● **EXERCISE INSTRUCTIONS**:
Locate and copy each line in the data that contains the word "interrupts".
____
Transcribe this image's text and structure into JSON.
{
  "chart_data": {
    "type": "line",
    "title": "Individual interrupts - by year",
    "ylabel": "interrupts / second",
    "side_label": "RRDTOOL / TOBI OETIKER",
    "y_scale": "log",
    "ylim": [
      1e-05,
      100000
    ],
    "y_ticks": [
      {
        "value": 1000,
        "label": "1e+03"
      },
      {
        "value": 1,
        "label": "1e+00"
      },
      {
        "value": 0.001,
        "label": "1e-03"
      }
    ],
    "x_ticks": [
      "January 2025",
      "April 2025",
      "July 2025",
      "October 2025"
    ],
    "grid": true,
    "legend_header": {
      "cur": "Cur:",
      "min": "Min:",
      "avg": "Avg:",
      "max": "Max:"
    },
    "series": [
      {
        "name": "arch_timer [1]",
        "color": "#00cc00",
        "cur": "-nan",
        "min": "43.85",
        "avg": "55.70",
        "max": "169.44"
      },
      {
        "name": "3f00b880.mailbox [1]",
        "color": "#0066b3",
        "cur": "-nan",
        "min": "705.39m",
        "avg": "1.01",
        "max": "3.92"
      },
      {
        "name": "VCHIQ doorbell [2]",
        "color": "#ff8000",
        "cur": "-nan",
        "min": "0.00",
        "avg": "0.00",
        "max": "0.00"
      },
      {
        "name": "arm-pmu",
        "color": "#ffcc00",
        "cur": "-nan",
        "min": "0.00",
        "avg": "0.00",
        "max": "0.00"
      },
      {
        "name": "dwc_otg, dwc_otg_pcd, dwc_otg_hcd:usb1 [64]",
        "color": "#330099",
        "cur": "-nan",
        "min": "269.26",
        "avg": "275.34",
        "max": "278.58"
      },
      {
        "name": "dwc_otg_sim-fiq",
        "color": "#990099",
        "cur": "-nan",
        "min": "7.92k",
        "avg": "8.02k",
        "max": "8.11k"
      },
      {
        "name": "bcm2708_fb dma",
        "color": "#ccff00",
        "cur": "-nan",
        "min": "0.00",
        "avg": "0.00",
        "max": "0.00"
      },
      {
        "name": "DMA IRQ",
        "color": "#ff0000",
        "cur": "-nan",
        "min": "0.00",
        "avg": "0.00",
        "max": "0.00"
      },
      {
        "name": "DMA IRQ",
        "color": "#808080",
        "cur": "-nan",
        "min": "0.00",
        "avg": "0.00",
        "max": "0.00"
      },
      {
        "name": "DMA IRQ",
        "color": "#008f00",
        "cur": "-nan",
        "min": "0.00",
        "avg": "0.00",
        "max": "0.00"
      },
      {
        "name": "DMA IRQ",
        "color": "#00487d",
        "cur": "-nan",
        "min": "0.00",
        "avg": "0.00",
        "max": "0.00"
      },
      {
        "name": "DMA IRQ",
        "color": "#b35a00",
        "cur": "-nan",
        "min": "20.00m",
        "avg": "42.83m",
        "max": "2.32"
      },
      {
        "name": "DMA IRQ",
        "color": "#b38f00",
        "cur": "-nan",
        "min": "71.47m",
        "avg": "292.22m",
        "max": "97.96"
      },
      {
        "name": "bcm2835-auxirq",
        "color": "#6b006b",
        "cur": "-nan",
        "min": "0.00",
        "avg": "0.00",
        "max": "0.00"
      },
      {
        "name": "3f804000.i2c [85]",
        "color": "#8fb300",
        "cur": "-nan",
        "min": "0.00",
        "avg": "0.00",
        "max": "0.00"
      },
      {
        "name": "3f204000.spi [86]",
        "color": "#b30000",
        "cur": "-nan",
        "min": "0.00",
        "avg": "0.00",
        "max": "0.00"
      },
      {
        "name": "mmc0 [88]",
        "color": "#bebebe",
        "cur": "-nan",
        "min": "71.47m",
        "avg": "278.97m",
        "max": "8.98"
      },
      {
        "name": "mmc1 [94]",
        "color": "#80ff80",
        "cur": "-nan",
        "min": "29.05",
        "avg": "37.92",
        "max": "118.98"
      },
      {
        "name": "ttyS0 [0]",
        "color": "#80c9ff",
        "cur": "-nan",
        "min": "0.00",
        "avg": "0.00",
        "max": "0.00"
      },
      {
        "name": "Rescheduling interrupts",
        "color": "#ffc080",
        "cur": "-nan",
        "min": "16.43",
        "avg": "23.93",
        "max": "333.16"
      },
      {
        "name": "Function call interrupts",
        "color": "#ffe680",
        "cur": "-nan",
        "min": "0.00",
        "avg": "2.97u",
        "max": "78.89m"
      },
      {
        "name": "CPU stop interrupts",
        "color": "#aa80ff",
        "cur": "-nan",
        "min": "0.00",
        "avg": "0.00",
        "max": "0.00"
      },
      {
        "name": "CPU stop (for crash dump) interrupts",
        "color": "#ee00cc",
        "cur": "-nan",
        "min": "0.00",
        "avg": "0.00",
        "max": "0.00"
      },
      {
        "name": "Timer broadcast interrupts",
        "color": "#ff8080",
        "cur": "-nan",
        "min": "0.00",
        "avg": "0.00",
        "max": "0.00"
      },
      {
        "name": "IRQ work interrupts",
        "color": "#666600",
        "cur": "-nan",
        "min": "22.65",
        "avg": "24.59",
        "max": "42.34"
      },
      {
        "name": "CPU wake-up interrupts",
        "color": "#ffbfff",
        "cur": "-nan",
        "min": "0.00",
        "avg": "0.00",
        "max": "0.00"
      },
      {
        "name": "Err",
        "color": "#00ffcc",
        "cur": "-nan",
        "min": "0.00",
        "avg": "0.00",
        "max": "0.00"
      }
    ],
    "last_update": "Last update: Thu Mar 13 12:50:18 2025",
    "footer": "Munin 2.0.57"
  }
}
____
● **WORKED SOLUTION**:
    "title": "Individual interrupts - by year",
    "ylabel": "interrupts / second",
        "name": "Rescheduling interrupts",
        "name": "Function call interrupts",
        "name": "CPU stop interrupts",
        "name": "CPU stop (for crash dump) interrupts",
        "name": "Timer broadcast interrupts",
        "name": "IRQ work interrupts",
        "name": "CPU wake-up interrupts",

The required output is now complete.